SHORT TASK: Copy every entry precisely.

EXTRACTED RECORDS:

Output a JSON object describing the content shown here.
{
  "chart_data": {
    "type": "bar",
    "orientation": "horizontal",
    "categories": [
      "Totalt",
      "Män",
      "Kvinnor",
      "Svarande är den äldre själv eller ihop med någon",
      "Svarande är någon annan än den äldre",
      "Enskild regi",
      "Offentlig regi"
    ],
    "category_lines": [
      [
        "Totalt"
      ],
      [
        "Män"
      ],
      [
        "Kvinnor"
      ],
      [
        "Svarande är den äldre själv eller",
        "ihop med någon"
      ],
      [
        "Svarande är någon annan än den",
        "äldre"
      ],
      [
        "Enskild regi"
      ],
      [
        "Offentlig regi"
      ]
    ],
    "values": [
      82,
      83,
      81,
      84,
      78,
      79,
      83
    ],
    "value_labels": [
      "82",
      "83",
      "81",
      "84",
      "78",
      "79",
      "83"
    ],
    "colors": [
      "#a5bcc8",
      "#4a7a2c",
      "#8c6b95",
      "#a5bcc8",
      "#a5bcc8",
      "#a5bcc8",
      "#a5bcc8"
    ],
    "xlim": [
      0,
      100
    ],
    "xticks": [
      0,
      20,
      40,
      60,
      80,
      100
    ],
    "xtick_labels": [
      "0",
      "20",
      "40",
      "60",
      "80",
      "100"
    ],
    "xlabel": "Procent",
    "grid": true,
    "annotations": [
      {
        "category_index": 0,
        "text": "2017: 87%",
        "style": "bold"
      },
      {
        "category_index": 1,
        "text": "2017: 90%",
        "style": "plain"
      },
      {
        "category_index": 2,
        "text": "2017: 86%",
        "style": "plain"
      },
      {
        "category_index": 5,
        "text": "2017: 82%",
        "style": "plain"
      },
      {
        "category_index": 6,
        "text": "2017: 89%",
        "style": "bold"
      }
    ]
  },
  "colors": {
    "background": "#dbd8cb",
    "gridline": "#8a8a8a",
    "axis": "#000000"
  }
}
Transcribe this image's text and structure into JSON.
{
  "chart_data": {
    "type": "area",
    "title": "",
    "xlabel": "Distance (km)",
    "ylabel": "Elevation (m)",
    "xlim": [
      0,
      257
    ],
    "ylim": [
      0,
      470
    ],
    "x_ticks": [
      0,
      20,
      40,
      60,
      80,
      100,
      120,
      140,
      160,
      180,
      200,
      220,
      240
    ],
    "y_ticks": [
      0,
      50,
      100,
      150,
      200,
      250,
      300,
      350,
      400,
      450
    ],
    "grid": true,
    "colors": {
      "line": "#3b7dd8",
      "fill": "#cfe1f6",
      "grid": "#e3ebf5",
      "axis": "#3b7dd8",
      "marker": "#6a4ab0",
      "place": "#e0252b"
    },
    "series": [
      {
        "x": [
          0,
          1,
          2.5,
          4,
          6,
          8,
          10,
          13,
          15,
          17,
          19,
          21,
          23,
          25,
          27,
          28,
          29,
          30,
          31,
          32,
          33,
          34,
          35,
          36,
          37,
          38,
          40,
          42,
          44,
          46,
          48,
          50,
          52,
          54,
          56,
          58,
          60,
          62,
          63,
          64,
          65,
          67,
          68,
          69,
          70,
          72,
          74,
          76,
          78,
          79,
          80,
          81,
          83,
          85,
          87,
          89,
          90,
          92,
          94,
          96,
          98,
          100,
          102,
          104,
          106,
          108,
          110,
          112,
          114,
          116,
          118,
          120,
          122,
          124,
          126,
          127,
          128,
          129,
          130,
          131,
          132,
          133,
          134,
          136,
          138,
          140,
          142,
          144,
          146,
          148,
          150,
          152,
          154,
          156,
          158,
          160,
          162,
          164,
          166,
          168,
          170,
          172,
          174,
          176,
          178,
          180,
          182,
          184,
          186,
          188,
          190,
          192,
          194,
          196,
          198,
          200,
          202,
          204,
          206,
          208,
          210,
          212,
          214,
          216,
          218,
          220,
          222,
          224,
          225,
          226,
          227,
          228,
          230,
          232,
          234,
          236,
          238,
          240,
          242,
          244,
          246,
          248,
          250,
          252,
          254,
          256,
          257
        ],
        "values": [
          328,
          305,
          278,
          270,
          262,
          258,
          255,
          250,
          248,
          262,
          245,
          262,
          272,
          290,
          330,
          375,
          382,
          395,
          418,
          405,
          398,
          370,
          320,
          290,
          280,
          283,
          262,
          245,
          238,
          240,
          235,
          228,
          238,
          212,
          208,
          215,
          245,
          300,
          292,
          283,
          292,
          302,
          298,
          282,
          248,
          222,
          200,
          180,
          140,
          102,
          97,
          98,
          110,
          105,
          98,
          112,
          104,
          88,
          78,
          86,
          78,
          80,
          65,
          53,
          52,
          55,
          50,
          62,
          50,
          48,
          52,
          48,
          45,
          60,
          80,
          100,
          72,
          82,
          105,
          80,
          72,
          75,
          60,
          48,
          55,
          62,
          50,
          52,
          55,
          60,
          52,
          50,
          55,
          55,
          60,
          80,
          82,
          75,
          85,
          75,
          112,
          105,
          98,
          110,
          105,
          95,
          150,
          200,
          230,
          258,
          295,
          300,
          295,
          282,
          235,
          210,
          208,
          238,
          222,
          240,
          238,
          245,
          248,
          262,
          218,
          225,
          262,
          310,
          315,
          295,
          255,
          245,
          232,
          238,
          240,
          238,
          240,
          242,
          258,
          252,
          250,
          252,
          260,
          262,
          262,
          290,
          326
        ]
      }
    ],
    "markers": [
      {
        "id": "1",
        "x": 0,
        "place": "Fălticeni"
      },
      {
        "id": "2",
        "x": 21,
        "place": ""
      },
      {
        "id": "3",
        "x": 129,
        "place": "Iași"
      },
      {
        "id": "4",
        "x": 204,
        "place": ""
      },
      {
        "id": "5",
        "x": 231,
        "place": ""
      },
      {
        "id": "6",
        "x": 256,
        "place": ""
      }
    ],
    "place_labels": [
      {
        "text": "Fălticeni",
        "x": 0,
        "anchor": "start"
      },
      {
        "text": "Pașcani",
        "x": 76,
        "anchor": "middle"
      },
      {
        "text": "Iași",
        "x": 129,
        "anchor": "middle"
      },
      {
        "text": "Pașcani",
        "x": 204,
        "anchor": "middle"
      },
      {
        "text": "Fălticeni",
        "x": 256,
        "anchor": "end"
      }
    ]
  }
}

SOLUTION TO THE PROBLEM:
Output a JSON object describing the content shown here.
{
  "chart_data": {
    "type": "bar",
    "orientation": "horizontal",
    "categories": [
      "Totalt",
      "Män",
      "Kvinnor",
      "Svarande är den äldre själv eller ihop med någon",
      "Svarande är någon annan än den äldre",
      "Enskild regi",
      "Offentlig regi"
    ],
    "category_lines": [
      [
        "Totalt"
      ],
      [
        "Män"
      ],
      [
        "Kvinnor"
      ],
      [
        "Svarande är den äldre själv eller",
        "ihop med någon"
      ],
      [
        "Svarande är någon annan än den",
        "äldre"
      ],
      [
        "Enskild regi"
      ],
      [
        "Offentlig regi"
      ]
    ],
    "values": [
      82,
      83,
      81,
      84,
      78,
      79,
      83
    ],
    "value_labels": [
      "82",
      "83",
      "81",
      "84",
      "78",
      "79",
      "83"
    ],
    "colors": [
      "#a5bcc8",
      "#4a7a2c",
      "#8c6b95",
      "#a5bcc8",
      "#a5bcc8",
      "#a5bcc8",
      "#a5bcc8"
    ],
    "xlim": [
      0,
      100
    ],
    "xticks": [
      0,
      20,
      40,
      60,
      80,
      100
    ],
    "xtick_labels": [
      "0",
      "20",
      "40",
      "60",
      "80",
      "100"
    ],
    "xlabel": "Procent",
    "grid": true,
    "annotations": [
      {
        "category_index": 0,
        "text": "2017: 87%",
        "style": "bold"
      },
      {
        "category_index": 1,
        "text": "2017: 90%",
        "style": "plain"
      },
      {
        "category_index": 2,
        "text": "2017: 86%",
        "style": "plain"
      },
      {
        "category_index": 5,
        "text": "2017: 82%",
        "style": "plain"
      },
      {
        "category_index": 6,
        "text": "2017: 89%",
        "style": "bold"
      }
    ]
  },
  "colors": {
    "background": "#dbd8cb",
    "gridline": "#8a8a8a",
    "axis": "#000000"
  }
}
Transcribe this image's text and structure into JSON.
{
  "chart_data": {
    "type": "area",
    "title": "",
    "xlabel": "Distance (km)",
    "ylabel": "Elevation (m)",
    "xlim": [
      0,
      257
    ],
    "ylim": [
      0,
      470
    ],
    "x_ticks": [
      0,
      20,
      40,
      60,
      80,
      100,
      120,
      140,
      160,
      180,
      200,
      220,
      240
    ],
    "y_ticks": [
      0,
      50,
      100,
      150,
      200,
      250,
      300,
      350,
      400,
      450
    ],
    "grid": true,
    "colors": {
      "line": "#3b7dd8",
      "fill": "#cfe1f6",
      "grid": "#e3ebf5",
      "axis": "#3b7dd8",
      "marker": "#6a4ab0",
      "place": "#e0252b"
    },
    "series": [
      {
        "x": [
          0,
          1,
          2.5,
          4,
          6,
          8,
          10,
          13,
          15,
          17,
          19,
          21,
          23,
          25,
          27,
          28,
          29,
          30,
          31,
          32,
          33,
          34,
          35,
          36,
          37,
          38,
          40,
          42,
          44,
          46,
          48,
          50,
          52,
          54,
          56,
          58,
          60,
          62,
          63,
          64,
          65,
          67,
          68,
          69,
          70,
          72,
          74,
          76,
          78,
          79,
          80,
          81,
          83,
          85,
          87,
          89,
          90,
          92,
          94,
          96,
          98,
          100,
          102,
          104,
          106,
          108,
          110,
          112,
          114,
          116,
          118,
          120,
          122,
          124,
          126,
          127,
          128,
          129,
          130,
          131,
          132,
          133,
          134,
          136,
          138,
          140,
          142,
          144,
          146,
          148,
          150,
          152,
          154,
          156,
          158,
          160,
          162,
          164,
          166,
          168,
          170,
          172,
          174,
          176,
          178,
          180,
          182,
          184,
          186,
          188,
          190,
          192,
          194,
          196,
          198,
          200,
          202,
          204,
          206,
          208,
          210,
          212,
          214,
          216,
          218,
          220,
          222,
          224,
          225,
          226,
          227,
          228,
          230,
          232,
          234,
          236,
          238,
          240,
          242,
          244,
          246,
          248,
          250,
          252,
          254,
          256,
          257
        ],
        "values": [
          328,
          305,
          278,
          270,
          262,
          258,
          255,
          250,
          248,
          262,
          245,
          262,
          272,
          290,
          330,
          375,
          382,
          395,
          418,
          405,
          398,
          370,
          320,
          290,
          280,
          283,
          262,
          245,
          238,
          240,
          235,
          228,
          238,
          212,
          208,
          215,
          245,
          300,
          292,
          283,
          292,
          302,
          298,
          282,
          248,
          222,
          200,
          180,
          140,
          102,
          97,
          98,
          110,
          105,
          98,
          112,
          104,
          88,
          78,
          86,
          78,
          80,
          65,
          53,
          52,
          55,
          50,
          62,
          50,
          48,
          52,
          48,
          45,
          60,
          80,
          100,
          72,
          82,
          105,
          80,
          72,
          75,
          60,
          48,
          55,
          62,
          50,
          52,
          55,
          60,
          52,
          50,
          55,
          55,
          60,
          80,
          82,
          75,
          85,
          75,
          112,
          105,
          98,
          110,
          105,
          95,
          150,
          200,
          230,
          258,
          295,
          300,
          295,
          282,
          235,
          210,
          208,
          238,
          222,
          240,
          238,
          245,
          248,
          262,
          218,
          225,
          262,
          310,
          315,
          295,
          255,
          245,
          232,
          238,
          240,
          238,
          240,
          242,
          258,
          252,
          250,
          252,
          260,
          262,
          262,
          290,
          326
        ]
      }
    ],
    "markers": [
      {
        "id": "1",
        "x": 0,
        "place": "Fălticeni"
      },
      {
        "id": "2",
        "x": 21,
        "place": ""
      },
      {
        "id": "3",
        "x": 129,
        "place": "Iași"
      },
      {
        "id": "4",
        "x": 204,
        "place": ""
      },
      {
        "id": "5",
        "x": 231,
        "place": ""
      },
      {
        "id": "6",
        "x": 256,
        "place": ""
      }
    ],
    "place_labels": [
      {
        "text": "Fălticeni",
        "x": 0,
        "anchor": "start"
      },
      {
        "text": "Pașcani",
        "x": 76,
        "anchor": "middle"
      },
      {
        "text": "Iași",
        "x": 129,
        "anchor": "middle"
      },
      {
        "text": "Pașcani",
        "x": 204,
        "anchor": "middle"
      },
      {
        "text": "Fălticeni",
        "x": 256,
        "anchor": "end"
      }
    ]
  }
}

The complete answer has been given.